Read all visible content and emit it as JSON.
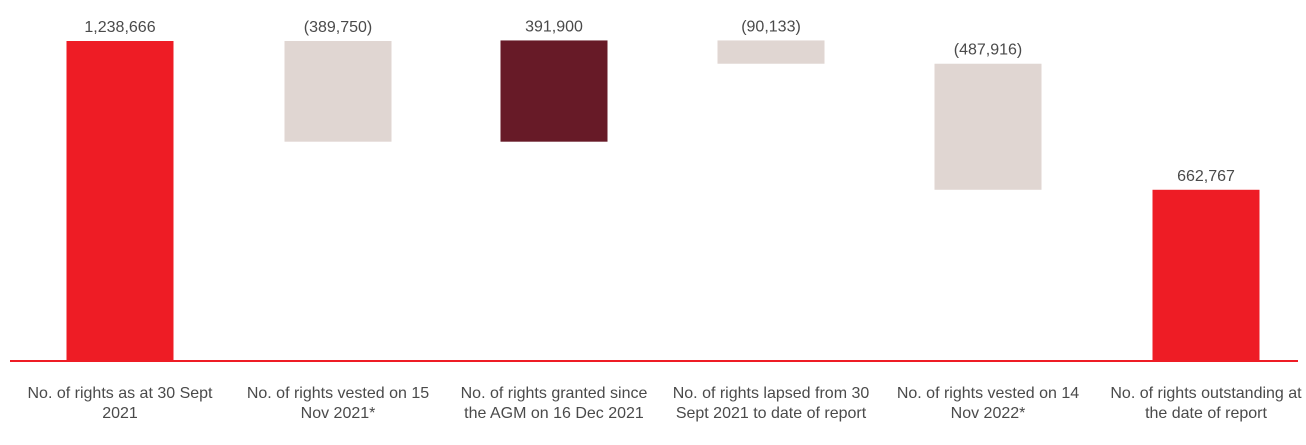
{
  "chart_data": {
    "type": "waterfall",
    "categories": [
      "No. of rights as at 30 Sept 2021",
      "No. of rights vested on 15 Nov 2021*",
      "No. of rights granted since the AGM on 16 Dec 2021",
      "No. of rights lapsed from 30 Sept 2021 to date of report",
      "No. of rights vested on 14 Nov 2022*",
      "No. of rights outstanding at the date of report"
    ],
    "values": [
      1238666,
      -389750,
      391900,
      -90133,
      -487916,
      662767
    ],
    "value_labels": [
      "1,238,666",
      "(389,750)",
      "391,900",
      "(90,133)",
      "(487,916)",
      "662,767"
    ],
    "kinds": [
      "total",
      "decrease",
      "increase",
      "decrease",
      "decrease",
      "total"
    ],
    "colors": {
      "total": "#ee1c25",
      "decrease": "#e0d6d2",
      "increase": "#671a27",
      "baseline": "#ee1c25",
      "label_text": "#4a4a4a"
    },
    "ylim": [
      0,
      1238666
    ]
  }
}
● ● ● ●
[What is being asked]: Leave out the pictures and output every record above precisely as given.

[Full response]:
Read all visible content and emit it as JSON.
{
  "chart_data": {
    "type": "waterfall",
    "categories": [
      "No. of rights as at 30 Sept 2021",
      "No. of rights vested on 15 Nov 2021*",
      "No. of rights granted since the AGM on 16 Dec 2021",
      "No. of rights lapsed from 30 Sept 2021 to date of report",
      "No. of rights vested on 14 Nov 2022*",
      "No. of rights outstanding at the date of report"
    ],
    "values": [
      1238666,
      -389750,
      391900,
      -90133,
      -487916,
      662767
    ],
    "value_labels": [
      "1,238,666",
      "(389,750)",
      "391,900",
      "(90,133)",
      "(487,916)",
      "662,767"
    ],
    "kinds": [
      "total",
      "decrease",
      "increase",
      "decrease",
      "decrease",
      "total"
    ],
    "colors": {
      "total": "#ee1c25",
      "decrease": "#e0d6d2",
      "increase": "#671a27",
      "baseline": "#ee1c25",
      "label_text": "#4a4a4a"
    },
    "ylim": [
      0,
      1238666
    ]
  }
}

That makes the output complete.